* [Work to do]: Set down the material once more, exactly as it appears.

+ + +

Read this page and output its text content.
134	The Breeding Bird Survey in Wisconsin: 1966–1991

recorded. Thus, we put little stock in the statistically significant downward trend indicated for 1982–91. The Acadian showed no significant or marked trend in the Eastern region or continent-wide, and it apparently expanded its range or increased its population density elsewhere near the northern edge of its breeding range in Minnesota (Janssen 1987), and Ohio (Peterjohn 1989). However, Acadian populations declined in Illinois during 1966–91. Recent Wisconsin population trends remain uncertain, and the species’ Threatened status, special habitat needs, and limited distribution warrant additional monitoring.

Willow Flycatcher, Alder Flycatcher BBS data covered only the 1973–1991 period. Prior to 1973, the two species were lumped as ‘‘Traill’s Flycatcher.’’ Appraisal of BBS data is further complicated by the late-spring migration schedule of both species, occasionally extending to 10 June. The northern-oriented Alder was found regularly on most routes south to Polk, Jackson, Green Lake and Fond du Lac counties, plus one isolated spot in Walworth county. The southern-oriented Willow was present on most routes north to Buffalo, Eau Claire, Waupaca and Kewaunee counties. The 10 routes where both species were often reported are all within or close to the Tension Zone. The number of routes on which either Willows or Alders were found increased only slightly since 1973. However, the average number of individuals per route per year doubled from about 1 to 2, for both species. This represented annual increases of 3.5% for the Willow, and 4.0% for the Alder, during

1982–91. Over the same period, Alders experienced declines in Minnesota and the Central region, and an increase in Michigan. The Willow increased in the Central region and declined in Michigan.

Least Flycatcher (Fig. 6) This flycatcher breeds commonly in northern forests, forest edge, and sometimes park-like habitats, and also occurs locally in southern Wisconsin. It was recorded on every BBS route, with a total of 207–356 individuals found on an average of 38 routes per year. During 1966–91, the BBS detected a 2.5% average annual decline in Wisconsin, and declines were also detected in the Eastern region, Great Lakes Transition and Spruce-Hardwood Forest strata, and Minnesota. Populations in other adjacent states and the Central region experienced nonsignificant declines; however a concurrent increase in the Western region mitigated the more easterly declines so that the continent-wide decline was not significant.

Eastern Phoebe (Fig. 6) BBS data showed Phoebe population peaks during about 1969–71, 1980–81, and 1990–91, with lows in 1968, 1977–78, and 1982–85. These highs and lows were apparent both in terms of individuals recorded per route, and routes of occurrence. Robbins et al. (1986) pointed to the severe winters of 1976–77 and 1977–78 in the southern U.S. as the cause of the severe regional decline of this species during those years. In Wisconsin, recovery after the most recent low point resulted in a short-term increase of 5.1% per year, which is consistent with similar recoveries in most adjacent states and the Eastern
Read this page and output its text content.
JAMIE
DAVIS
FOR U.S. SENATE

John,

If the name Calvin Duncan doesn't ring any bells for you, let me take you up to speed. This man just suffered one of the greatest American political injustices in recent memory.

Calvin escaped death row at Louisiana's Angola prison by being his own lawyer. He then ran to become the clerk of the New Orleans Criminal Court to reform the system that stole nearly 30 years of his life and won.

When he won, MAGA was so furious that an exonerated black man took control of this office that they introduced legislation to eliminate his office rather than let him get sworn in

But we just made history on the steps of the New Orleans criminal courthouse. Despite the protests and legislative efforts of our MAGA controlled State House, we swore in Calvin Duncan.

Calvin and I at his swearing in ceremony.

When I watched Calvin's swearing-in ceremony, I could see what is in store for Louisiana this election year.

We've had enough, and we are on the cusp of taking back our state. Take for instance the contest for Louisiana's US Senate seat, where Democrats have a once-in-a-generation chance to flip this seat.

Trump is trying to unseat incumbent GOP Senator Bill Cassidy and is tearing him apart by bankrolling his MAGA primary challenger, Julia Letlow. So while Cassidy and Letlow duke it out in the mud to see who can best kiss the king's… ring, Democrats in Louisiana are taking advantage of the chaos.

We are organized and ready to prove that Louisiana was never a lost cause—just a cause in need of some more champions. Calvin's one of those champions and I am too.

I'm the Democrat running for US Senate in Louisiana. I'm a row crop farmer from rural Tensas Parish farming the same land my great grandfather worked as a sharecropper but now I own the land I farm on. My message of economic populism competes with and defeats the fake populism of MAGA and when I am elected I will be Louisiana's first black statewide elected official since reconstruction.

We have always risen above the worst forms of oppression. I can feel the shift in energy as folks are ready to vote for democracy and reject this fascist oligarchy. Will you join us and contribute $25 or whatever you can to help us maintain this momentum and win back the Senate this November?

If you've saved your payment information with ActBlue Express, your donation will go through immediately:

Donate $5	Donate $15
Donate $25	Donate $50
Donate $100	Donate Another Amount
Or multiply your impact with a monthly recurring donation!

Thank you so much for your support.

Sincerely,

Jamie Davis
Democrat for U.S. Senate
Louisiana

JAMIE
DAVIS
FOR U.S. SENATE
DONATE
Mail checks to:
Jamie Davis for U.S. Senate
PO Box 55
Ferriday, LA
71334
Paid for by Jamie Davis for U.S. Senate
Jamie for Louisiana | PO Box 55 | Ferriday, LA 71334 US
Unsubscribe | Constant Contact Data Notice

+ + +

* [Response to this exercise]:
Read this page and output its text content.
134	The Breeding Bird Survey in Wisconsin: 1966–1991

recorded. Thus, we put little stock in the statistically significant downward trend indicated for 1982–91. The Acadian showed no significant or marked trend in the Eastern region or continent-wide, and it apparently expanded its range or increased its population density elsewhere near the northern edge of its breeding range in Minnesota (Janssen 1987), and Ohio (Peterjohn 1989). However, Acadian populations declined in Illinois during 1966–91. Recent Wisconsin population trends remain uncertain, and the species’ Threatened status, special habitat needs, and limited distribution warrant additional monitoring.

Willow Flycatcher, Alder Flycatcher BBS data covered only the 1973–1991 period. Prior to 1973, the two species were lumped as ‘‘Traill’s Flycatcher.’’ Appraisal of BBS data is further complicated by the late-spring migration schedule of both species, occasionally extending to 10 June. The northern-oriented Alder was found regularly on most routes south to Polk, Jackson, Green Lake and Fond du Lac counties, plus one isolated spot in Walworth county. The southern-oriented Willow was present on most routes north to Buffalo, Eau Claire, Waupaca and Kewaunee counties. The 10 routes where both species were often reported are all within or close to the Tension Zone. The number of routes on which either Willows or Alders were found increased only slightly since 1973. However, the average number of individuals per route per year doubled from about 1 to 2, for both species. This represented annual increases of 3.5% for the Willow, and 4.0% for the Alder, during

1982–91. Over the same period, Alders experienced declines in Minnesota and the Central region, and an increase in Michigan. The Willow increased in the Central region and declined in Michigan.

Least Flycatcher (Fig. 6) This flycatcher breeds commonly in northern forests, forest edge, and sometimes park-like habitats, and also occurs locally in southern Wisconsin. It was recorded on every BBS route, with a total of 207–356 individuals found on an average of 38 routes per year. During 1966–91, the BBS detected a 2.5% average annual decline in Wisconsin, and declines were also detected in the Eastern region, Great Lakes Transition and Spruce-Hardwood Forest strata, and Minnesota. Populations in other adjacent states and the Central region experienced nonsignificant declines; however a concurrent increase in the Western region mitigated the more easterly declines so that the continent-wide decline was not significant.

Eastern Phoebe (Fig. 6) BBS data showed Phoebe population peaks during about 1969–71, 1980–81, and 1990–91, with lows in 1968, 1977–78, and 1982–85. These highs and lows were apparent both in terms of individuals recorded per route, and routes of occurrence. Robbins et al. (1986) pointed to the severe winters of 1976–77 and 1977–78 in the southern U.S. as the cause of the severe regional decline of this species during those years. In Wisconsin, recovery after the most recent low point resulted in a short-term increase of 5.1% per year, which is consistent with similar recoveries in most adjacent states and the Eastern
Read this page and output its text content.
JAMIE
DAVIS
FOR U.S. SENATE

John,

If the name Calvin Duncan doesn't ring any bells for you, let me take you up to speed. This man just suffered one of the greatest American political injustices in recent memory.

Calvin escaped death row at Louisiana's Angola prison by being his own lawyer. He then ran to become the clerk of the New Orleans Criminal Court to reform the system that stole nearly 30 years of his life and won.

When he won, MAGA was so furious that an exonerated black man took control of this office that they introduced legislation to eliminate his office rather than let him get sworn in

But we just made history on the steps of the New Orleans criminal courthouse. Despite the protests and legislative efforts of our MAGA controlled State House, we swore in Calvin Duncan.

Calvin and I at his swearing in ceremony.

When I watched Calvin's swearing-in ceremony, I could see what is in store for Louisiana this election year.

We've had enough, and we are on the cusp of taking back our state. Take for instance the contest for Louisiana's US Senate seat, where Democrats have a once-in-a-generation chance to flip this seat.

Trump is trying to unseat incumbent GOP Senator Bill Cassidy and is tearing him apart by bankrolling his MAGA primary challenger, Julia Letlow. So while Cassidy and Letlow duke it out in the mud to see who can best kiss the king's… ring, Democrats in Louisiana are taking advantage of the chaos.

We are organized and ready to prove that Louisiana was never a lost cause—just a cause in need of some more champions. Calvin's one of those champions and I am too.

I'm the Democrat running for US Senate in Louisiana. I'm a row crop farmer from rural Tensas Parish farming the same land my great grandfather worked as a sharecropper but now I own the land I farm on. My message of economic populism competes with and defeats the fake populism of MAGA and when I am elected I will be Louisiana's first black statewide elected official since reconstruction.

We have always risen above the worst forms of oppression. I can feel the shift in energy as folks are ready to vote for democracy and reject this fascist oligarchy. Will you join us and contribute $25 or whatever you can to help us maintain this momentum and win back the Senate this November?

If you've saved your payment information with ActBlue Express, your donation will go through immediately:

Donate $5	Donate $15
Donate $25	Donate $50
Donate $100	Donate Another Amount
Or multiply your impact with a monthly recurring donation!

Thank you so much for your support.

Sincerely,

Jamie Davis
Democrat for U.S. Senate
Louisiana

JAMIE
DAVIS
FOR U.S. SENATE
DONATE
Mail checks to:
Jamie Davis for U.S. Senate
PO Box 55
Ferriday, LA
71334
Paid for by Jamie Davis for U.S. Senate
Jamie for Louisiana | PO Box 55 | Ferriday, LA 71334 US
Unsubscribe | Constant Contact Data Notice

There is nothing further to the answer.